__PROBLEM DESCRIPTION__: Restate the entries below word for word, omitting nothing.

(Stored records)
►
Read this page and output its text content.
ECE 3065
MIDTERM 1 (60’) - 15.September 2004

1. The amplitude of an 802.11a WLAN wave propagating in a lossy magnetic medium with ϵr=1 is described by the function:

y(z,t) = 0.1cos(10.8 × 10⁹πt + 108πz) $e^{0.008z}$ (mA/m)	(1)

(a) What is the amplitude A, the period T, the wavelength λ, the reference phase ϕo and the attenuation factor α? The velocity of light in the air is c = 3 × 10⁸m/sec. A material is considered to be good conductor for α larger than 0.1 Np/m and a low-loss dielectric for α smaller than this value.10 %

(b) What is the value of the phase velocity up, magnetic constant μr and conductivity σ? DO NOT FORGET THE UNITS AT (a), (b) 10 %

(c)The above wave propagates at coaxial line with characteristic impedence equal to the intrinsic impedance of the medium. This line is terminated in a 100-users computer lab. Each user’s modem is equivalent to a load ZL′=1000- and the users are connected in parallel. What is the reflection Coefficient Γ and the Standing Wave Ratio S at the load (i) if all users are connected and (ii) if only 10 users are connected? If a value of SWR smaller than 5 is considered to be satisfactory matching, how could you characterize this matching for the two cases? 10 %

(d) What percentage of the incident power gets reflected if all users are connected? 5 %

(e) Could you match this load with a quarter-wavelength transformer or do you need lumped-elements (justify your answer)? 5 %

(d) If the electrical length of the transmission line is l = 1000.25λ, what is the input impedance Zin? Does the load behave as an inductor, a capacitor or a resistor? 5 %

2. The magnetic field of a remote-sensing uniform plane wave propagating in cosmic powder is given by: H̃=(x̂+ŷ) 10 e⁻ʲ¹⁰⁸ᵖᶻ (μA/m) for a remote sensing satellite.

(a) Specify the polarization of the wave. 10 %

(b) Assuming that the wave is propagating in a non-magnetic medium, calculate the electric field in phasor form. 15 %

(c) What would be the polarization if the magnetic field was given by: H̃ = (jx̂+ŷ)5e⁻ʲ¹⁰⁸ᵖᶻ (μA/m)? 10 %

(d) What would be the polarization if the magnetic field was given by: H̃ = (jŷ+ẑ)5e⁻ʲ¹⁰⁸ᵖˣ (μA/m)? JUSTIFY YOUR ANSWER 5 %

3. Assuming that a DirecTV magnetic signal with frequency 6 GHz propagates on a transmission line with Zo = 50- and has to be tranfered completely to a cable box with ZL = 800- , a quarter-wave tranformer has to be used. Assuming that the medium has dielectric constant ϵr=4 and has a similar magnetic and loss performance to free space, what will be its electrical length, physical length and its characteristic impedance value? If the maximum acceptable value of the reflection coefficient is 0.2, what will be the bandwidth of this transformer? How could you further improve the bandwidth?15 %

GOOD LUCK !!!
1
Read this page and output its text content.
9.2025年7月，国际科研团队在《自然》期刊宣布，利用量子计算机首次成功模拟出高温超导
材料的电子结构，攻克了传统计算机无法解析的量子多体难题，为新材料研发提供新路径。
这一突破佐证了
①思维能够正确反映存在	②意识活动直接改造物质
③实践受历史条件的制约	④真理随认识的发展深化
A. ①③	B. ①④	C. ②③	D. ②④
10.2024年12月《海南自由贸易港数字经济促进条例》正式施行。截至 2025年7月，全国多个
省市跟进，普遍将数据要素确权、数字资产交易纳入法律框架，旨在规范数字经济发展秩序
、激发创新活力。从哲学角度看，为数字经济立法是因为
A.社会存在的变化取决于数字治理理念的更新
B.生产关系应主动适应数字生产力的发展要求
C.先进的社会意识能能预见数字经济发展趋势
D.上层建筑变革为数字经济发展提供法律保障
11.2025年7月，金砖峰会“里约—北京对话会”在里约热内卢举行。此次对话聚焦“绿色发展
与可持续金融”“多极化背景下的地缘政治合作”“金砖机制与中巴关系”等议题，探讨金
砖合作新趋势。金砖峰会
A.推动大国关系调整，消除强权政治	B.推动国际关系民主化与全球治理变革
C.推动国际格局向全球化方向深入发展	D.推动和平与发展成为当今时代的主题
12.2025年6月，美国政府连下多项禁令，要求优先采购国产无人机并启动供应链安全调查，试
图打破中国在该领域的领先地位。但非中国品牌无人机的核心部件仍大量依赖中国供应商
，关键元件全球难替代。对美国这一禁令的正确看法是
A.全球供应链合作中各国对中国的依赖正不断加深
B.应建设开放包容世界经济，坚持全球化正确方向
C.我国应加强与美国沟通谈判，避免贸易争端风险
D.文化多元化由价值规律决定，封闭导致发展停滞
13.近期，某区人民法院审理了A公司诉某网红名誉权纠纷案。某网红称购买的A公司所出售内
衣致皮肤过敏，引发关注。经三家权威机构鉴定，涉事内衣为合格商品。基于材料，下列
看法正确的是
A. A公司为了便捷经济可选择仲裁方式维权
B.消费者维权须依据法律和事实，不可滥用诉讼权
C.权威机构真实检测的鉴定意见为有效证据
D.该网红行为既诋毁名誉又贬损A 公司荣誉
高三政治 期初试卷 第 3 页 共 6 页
◄
__OUTPUT FOR THIS TASK__:
Read this page and output its text content.
ECE 3065
MIDTERM 1 (60’) - 15.September 2004

1. The amplitude of an 802.11a WLAN wave propagating in a lossy magnetic medium with ϵr=1 is described by the function:

y(z,t) = 0.1cos(10.8 × 10⁹πt + 108πz) $e^{0.008z}$ (mA/m)	(1)

(a) What is the amplitude A, the period T, the wavelength λ, the reference phase ϕo and the attenuation factor α? The velocity of light in the air is c = 3 × 10⁸m/sec. A material is considered to be good conductor for α larger than 0.1 Np/m and a low-loss dielectric for α smaller than this value.10 %

(b) What is the value of the phase velocity up, magnetic constant μr and conductivity σ? DO NOT FORGET THE UNITS AT (a), (b) 10 %

(c)The above wave propagates at coaxial line with characteristic impedence equal to the intrinsic impedance of the medium. This line is terminated in a 100-users computer lab. Each user’s modem is equivalent to a load ZL′=1000- and the users are connected in parallel. What is the reflection Coefficient Γ and the Standing Wave Ratio S at the load (i) if all users are connected and (ii) if only 10 users are connected? If a value of SWR smaller than 5 is considered to be satisfactory matching, how could you characterize this matching for the two cases? 10 %

(d) What percentage of the incident power gets reflected if all users are connected? 5 %

(e) Could you match this load with a quarter-wavelength transformer or do you need lumped-elements (justify your answer)? 5 %

(d) If the electrical length of the transmission line is l = 1000.25λ, what is the input impedance Zin? Does the load behave as an inductor, a capacitor or a resistor? 5 %

2. The magnetic field of a remote-sensing uniform plane wave propagating in cosmic powder is given by: H̃=(x̂+ŷ) 10 e⁻ʲ¹⁰⁸ᵖᶻ (μA/m) for a remote sensing satellite.

(a) Specify the polarization of the wave. 10 %

(b) Assuming that the wave is propagating in a non-magnetic medium, calculate the electric field in phasor form. 15 %

(c) What would be the polarization if the magnetic field was given by: H̃ = (jx̂+ŷ)5e⁻ʲ¹⁰⁸ᵖᶻ (μA/m)? 10 %

(d) What would be the polarization if the magnetic field was given by: H̃ = (jŷ+ẑ)5e⁻ʲ¹⁰⁸ᵖˣ (μA/m)? JUSTIFY YOUR ANSWER 5 %

3. Assuming that a DirecTV magnetic signal with frequency 6 GHz propagates on a transmission line with Zo = 50- and has to be tranfered completely to a cable box with ZL = 800- , a quarter-wave tranformer has to be used. Assuming that the medium has dielectric constant ϵr=4 and has a similar magnetic and loss performance to free space, what will be its electrical length, physical length and its characteristic impedance value? If the maximum acceptable value of the reflection coefficient is 0.2, what will be the bandwidth of this transformer? How could you further improve the bandwidth?15 %

GOOD LUCK !!!
1
Read this page and output its text content.
9.2025年7月，国际科研团队在《自然》期刊宣布，利用量子计算机首次成功模拟出高温超导
材料的电子结构，攻克了传统计算机无法解析的量子多体难题，为新材料研发提供新路径。
这一突破佐证了
①思维能够正确反映存在	②意识活动直接改造物质
③实践受历史条件的制约	④真理随认识的发展深化
A. ①③	B. ①④	C. ②③	D. ②④
10.2024年12月《海南自由贸易港数字经济促进条例》正式施行。截至 2025年7月，全国多个
省市跟进，普遍将数据要素确权、数字资产交易纳入法律框架，旨在规范数字经济发展秩序
、激发创新活力。从哲学角度看，为数字经济立法是因为
A.社会存在的变化取决于数字治理理念的更新
B.生产关系应主动适应数字生产力的发展要求
C.先进的社会意识能能预见数字经济发展趋势
D.上层建筑变革为数字经济发展提供法律保障
11.2025年7月，金砖峰会“里约—北京对话会”在里约热内卢举行。此次对话聚焦“绿色发展
与可持续金融”“多极化背景下的地缘政治合作”“金砖机制与中巴关系”等议题，探讨金
砖合作新趋势。金砖峰会
A.推动大国关系调整，消除强权政治	B.推动国际关系民主化与全球治理变革
C.推动国际格局向全球化方向深入发展	D.推动和平与发展成为当今时代的主题
12.2025年6月，美国政府连下多项禁令，要求优先采购国产无人机并启动供应链安全调查，试
图打破中国在该领域的领先地位。但非中国品牌无人机的核心部件仍大量依赖中国供应商
，关键元件全球难替代。对美国这一禁令的正确看法是
A.全球供应链合作中各国对中国的依赖正不断加深
B.应建设开放包容世界经济，坚持全球化正确方向
C.我国应加强与美国沟通谈判，避免贸易争端风险
D.文化多元化由价值规律决定，封闭导致发展停滞
13.近期，某区人民法院审理了A公司诉某网红名誉权纠纷案。某网红称购买的A公司所出售内
衣致皮肤过敏，引发关注。经三家权威机构鉴定，涉事内衣为合格商品。基于材料，下列
看法正确的是
A. A公司为了便捷经济可选择仲裁方式维权
B.消费者维权须依据法律和事实，不可滥用诉讼权
C.权威机构真实检测的鉴定意见为有效证据
D.该网红行为既诋毁名誉又贬损A 公司荣誉
高三政治 期初试卷 第 3 页 共 6 页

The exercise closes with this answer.